Stored data entries:
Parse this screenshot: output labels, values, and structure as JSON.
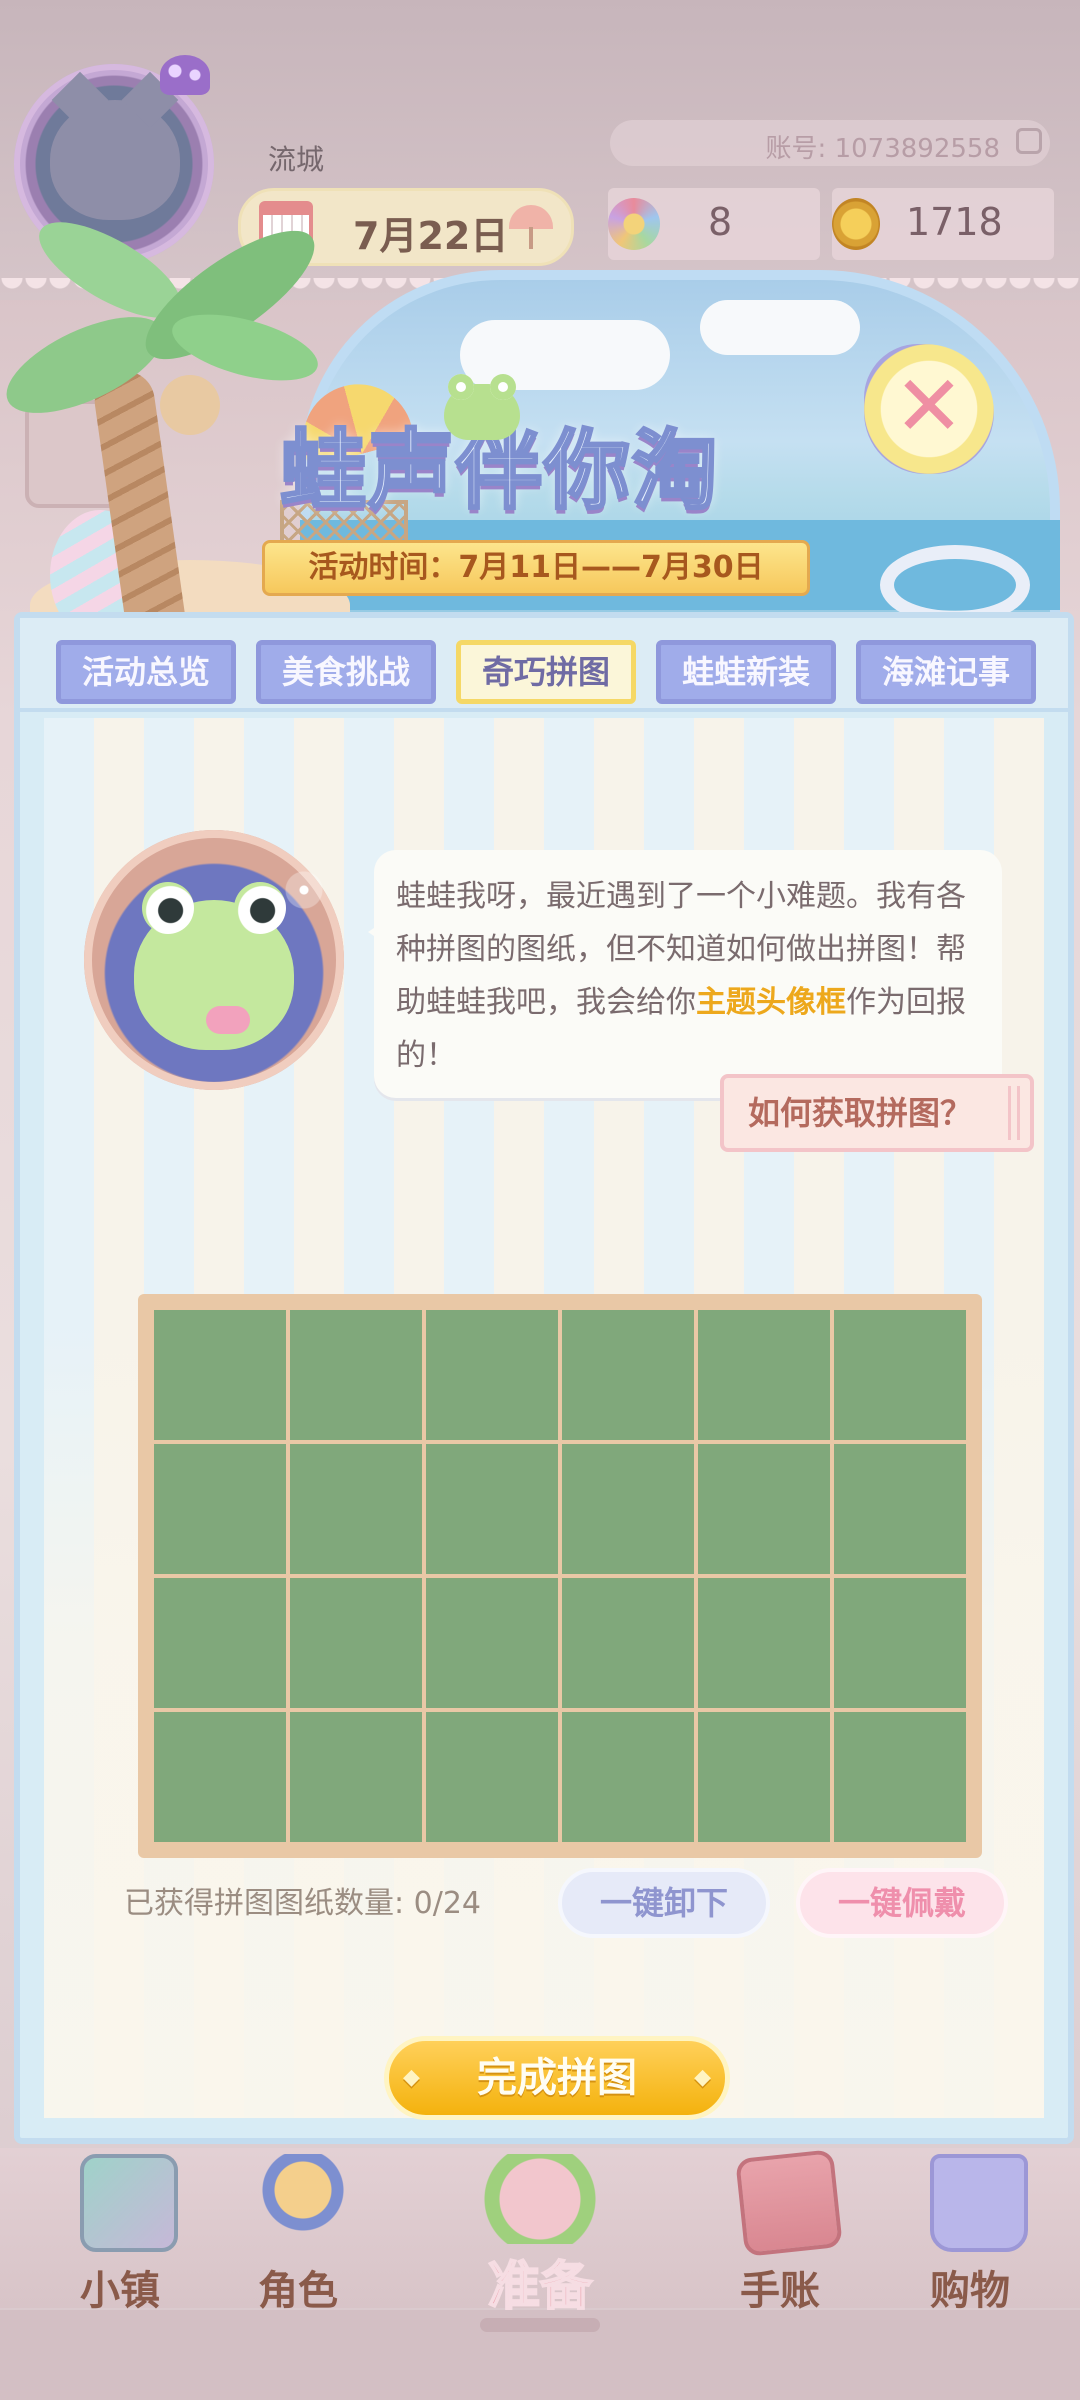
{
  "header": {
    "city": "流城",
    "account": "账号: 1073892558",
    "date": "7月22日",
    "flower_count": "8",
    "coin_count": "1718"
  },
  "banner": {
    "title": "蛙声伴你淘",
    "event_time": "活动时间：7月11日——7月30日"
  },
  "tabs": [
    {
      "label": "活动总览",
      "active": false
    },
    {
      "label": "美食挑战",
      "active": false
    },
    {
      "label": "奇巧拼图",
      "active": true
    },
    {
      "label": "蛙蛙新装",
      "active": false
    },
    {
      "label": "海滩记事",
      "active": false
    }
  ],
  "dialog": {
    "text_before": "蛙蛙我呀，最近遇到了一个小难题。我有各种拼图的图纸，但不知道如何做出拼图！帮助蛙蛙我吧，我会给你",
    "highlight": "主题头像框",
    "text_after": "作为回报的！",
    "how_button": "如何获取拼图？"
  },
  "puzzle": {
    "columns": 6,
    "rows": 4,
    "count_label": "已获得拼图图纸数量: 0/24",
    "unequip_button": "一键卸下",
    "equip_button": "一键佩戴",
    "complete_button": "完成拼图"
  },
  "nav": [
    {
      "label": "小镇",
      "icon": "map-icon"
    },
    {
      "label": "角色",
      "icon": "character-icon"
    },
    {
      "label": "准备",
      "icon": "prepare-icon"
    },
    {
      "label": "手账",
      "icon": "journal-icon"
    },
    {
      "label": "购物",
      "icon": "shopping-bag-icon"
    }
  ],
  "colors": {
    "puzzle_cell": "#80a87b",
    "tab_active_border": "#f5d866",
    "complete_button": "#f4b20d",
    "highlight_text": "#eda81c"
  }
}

---

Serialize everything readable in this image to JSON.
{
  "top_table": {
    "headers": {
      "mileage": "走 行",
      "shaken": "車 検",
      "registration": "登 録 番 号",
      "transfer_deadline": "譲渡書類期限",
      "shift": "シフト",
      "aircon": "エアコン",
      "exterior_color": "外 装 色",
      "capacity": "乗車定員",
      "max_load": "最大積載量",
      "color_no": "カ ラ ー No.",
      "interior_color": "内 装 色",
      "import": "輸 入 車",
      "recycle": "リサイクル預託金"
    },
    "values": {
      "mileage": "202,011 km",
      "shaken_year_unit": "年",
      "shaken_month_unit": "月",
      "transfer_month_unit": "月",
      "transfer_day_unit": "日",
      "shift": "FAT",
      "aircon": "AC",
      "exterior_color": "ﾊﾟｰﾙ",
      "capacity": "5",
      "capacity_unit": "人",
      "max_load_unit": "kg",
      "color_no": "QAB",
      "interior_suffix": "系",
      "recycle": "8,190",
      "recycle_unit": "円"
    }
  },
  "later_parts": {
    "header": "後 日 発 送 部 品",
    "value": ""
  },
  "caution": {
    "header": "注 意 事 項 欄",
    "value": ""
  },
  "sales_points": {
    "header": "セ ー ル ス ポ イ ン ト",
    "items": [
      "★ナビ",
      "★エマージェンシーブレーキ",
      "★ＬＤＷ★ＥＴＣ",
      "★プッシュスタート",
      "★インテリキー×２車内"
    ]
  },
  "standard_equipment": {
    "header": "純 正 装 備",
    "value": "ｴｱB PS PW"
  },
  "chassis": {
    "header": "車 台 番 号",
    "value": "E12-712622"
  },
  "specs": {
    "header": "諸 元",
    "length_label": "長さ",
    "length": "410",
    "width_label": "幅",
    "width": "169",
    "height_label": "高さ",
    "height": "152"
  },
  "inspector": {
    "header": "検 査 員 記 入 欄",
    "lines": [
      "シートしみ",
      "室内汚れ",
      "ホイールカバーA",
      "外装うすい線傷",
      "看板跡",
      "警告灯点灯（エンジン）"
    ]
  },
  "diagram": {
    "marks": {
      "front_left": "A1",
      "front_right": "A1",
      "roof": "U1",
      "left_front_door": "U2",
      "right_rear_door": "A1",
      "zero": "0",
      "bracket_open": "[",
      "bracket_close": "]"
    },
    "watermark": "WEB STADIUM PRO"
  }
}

Objective: From the records above, pull out every line containing the word "JSON".

The solution:
Parse this screenshot: output labels, values, and structure as JSON.
Serialize everything readable in this image to JSON.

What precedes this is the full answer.